■ **Exercise objective**: Extract the records word for word, from the very first line down to and including the line containing "bar-segment-2011-1 xyxy=(450,458,497,510)".

■ **Entries supplied**:
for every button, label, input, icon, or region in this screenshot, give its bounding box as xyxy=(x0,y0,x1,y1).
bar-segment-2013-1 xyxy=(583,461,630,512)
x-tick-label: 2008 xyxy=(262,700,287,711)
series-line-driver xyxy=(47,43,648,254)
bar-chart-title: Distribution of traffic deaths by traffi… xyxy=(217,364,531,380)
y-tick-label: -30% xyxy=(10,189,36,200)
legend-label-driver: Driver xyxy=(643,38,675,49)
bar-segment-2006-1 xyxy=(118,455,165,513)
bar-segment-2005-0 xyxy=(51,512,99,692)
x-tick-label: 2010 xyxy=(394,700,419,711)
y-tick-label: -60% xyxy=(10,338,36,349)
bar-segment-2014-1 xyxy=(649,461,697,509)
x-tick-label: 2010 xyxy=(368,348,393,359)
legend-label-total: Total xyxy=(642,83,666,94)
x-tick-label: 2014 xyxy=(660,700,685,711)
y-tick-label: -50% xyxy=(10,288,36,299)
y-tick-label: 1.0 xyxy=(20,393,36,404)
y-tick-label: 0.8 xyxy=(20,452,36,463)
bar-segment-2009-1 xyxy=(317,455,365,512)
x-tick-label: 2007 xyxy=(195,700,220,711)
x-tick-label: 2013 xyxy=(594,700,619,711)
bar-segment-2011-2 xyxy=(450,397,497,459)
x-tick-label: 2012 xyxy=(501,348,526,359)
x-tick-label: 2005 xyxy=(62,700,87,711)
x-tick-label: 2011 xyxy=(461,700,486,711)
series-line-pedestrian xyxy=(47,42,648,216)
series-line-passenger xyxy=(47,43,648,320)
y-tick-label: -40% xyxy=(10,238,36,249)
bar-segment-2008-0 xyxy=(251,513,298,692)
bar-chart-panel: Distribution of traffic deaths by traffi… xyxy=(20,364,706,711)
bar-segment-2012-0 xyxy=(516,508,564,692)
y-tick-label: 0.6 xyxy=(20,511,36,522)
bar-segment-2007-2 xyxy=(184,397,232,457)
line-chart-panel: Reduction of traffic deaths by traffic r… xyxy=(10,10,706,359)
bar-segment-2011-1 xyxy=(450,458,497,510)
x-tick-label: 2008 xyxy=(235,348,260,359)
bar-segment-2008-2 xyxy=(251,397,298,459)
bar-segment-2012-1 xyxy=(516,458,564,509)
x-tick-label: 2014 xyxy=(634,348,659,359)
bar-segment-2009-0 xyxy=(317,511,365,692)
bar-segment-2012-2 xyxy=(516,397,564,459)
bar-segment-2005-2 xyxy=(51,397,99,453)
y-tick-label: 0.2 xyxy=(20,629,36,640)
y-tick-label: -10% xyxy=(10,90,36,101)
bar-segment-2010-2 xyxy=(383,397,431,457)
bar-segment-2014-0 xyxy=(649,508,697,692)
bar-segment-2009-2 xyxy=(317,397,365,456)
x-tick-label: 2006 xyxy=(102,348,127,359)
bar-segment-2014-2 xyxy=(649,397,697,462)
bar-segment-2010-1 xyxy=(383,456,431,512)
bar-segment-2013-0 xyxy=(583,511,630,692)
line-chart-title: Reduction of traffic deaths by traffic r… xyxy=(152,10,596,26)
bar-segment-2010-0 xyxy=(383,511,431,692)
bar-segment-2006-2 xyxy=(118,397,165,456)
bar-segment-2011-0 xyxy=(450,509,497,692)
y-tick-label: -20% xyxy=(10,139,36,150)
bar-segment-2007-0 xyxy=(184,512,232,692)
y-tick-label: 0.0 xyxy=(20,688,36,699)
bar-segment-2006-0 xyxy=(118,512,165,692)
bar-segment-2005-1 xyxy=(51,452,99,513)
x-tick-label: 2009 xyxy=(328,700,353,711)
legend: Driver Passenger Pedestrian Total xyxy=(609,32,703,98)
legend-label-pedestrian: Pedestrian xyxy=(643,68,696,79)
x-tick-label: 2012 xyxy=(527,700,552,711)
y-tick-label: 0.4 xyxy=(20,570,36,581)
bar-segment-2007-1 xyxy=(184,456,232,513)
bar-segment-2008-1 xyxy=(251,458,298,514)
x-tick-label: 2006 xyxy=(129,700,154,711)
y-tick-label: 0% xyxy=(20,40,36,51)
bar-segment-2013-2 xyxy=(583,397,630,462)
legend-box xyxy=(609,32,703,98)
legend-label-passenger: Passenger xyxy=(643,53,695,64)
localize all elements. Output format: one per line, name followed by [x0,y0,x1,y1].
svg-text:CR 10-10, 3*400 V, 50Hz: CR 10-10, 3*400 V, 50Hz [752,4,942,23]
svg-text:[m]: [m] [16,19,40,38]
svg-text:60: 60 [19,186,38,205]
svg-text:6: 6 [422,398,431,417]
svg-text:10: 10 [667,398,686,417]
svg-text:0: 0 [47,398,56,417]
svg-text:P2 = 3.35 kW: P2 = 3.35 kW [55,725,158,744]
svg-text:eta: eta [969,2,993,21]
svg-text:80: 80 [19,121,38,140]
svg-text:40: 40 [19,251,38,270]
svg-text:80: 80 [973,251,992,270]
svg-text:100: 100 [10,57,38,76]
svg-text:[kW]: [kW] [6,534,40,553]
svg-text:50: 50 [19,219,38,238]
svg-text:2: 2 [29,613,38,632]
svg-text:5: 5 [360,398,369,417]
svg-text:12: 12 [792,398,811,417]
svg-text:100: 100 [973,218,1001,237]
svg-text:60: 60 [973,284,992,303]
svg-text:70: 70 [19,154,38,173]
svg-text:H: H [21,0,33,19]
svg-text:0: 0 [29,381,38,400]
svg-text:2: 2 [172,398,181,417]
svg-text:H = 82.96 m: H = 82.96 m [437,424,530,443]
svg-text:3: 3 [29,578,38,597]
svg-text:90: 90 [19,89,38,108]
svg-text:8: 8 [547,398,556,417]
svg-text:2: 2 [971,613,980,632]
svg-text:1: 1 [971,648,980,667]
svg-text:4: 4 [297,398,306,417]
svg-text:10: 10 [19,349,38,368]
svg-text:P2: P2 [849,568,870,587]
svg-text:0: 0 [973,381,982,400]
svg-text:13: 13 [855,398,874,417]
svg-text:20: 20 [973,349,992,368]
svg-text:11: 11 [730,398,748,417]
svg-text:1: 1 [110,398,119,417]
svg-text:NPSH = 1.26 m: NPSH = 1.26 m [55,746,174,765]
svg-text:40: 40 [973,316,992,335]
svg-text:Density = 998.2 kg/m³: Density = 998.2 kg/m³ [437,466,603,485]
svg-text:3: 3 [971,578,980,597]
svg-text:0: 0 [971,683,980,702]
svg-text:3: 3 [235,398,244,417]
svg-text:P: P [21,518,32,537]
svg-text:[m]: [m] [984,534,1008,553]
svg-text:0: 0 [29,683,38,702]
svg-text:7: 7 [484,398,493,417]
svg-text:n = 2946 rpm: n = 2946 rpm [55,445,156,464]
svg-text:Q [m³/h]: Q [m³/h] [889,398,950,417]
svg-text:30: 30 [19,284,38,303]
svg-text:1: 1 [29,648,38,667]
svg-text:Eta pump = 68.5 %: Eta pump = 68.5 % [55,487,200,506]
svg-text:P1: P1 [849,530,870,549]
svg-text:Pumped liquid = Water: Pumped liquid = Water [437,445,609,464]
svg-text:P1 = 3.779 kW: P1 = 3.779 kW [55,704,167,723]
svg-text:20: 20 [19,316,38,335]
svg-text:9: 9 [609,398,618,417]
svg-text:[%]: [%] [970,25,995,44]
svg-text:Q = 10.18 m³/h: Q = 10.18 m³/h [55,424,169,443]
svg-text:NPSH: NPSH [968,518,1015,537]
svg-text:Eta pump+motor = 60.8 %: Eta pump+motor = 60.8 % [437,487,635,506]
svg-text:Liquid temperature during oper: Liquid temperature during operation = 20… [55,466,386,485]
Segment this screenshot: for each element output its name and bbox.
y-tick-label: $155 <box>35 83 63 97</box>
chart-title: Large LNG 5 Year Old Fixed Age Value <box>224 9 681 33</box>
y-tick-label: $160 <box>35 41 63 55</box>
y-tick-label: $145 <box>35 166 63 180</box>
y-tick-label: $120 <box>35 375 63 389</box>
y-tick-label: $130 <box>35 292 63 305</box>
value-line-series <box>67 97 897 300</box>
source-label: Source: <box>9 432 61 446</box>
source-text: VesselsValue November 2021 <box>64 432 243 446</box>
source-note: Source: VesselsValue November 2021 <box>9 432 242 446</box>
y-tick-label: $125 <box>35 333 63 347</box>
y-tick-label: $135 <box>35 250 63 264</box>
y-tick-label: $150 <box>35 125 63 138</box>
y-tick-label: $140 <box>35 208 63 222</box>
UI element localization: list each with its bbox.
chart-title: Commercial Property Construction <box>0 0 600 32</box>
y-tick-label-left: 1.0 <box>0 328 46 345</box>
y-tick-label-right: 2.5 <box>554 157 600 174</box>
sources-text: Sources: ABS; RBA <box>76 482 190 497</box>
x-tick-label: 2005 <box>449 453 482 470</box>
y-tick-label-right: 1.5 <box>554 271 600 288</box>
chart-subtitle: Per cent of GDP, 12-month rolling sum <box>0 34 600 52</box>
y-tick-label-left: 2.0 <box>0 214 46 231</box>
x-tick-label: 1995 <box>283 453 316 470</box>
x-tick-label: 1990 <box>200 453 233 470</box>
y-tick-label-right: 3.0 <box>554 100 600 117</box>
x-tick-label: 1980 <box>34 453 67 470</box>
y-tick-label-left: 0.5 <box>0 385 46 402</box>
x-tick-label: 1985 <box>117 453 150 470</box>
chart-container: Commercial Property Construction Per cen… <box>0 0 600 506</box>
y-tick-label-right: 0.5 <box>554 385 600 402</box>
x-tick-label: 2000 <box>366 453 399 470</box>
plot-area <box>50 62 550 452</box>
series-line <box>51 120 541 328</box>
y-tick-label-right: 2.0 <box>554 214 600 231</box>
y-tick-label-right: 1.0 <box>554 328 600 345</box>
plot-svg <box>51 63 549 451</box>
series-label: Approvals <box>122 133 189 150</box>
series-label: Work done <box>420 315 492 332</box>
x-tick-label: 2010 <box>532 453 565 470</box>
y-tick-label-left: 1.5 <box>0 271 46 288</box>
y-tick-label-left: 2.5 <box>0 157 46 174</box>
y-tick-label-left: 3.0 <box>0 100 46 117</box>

■ **Answer to this problem**:
for every button, label, input, icon, or region in this screenshot, give its bounding box as xyxy=(x0,y0,x1,y1).
bar-segment-2013-1 xyxy=(583,461,630,512)
x-tick-label: 2008 xyxy=(262,700,287,711)
series-line-driver xyxy=(47,43,648,254)
bar-chart-title: Distribution of traffic deaths by traffi… xyxy=(217,364,531,380)
y-tick-label: -30% xyxy=(10,189,36,200)
legend-label-driver: Driver xyxy=(643,38,675,49)
bar-segment-2006-1 xyxy=(118,455,165,513)
bar-segment-2005-0 xyxy=(51,512,99,692)
x-tick-label: 2010 xyxy=(394,700,419,711)
y-tick-label: -60% xyxy=(10,338,36,349)
bar-segment-2014-1 xyxy=(649,461,697,509)
x-tick-label: 2010 xyxy=(368,348,393,359)
legend-label-total: Total xyxy=(642,83,666,94)
x-tick-label: 2014 xyxy=(660,700,685,711)
y-tick-label: -50% xyxy=(10,288,36,299)
y-tick-label: 1.0 xyxy=(20,393,36,404)
y-tick-label: 0.8 xyxy=(20,452,36,463)
bar-segment-2009-1 xyxy=(317,455,365,512)
x-tick-label: 2007 xyxy=(195,700,220,711)
x-tick-label: 2013 xyxy=(594,700,619,711)
bar-segment-2011-2 xyxy=(450,397,497,459)
x-tick-label: 2012 xyxy=(501,348,526,359)
x-tick-label: 2005 xyxy=(62,700,87,711)
x-tick-label: 2011 xyxy=(461,700,486,711)
series-line-pedestrian xyxy=(47,42,648,216)
series-line-passenger xyxy=(47,43,648,320)
y-tick-label: -40% xyxy=(10,238,36,249)
bar-segment-2008-0 xyxy=(251,513,298,692)
bar-chart-panel: Distribution of traffic deaths by traffi… xyxy=(20,364,706,711)
bar-segment-2012-0 xyxy=(516,508,564,692)
y-tick-label: 0.6 xyxy=(20,511,36,522)
bar-segment-2007-2 xyxy=(184,397,232,457)
line-chart-panel: Reduction of traffic deaths by traffic r… xyxy=(10,10,706,359)
bar-segment-2011-1 xyxy=(450,458,497,510)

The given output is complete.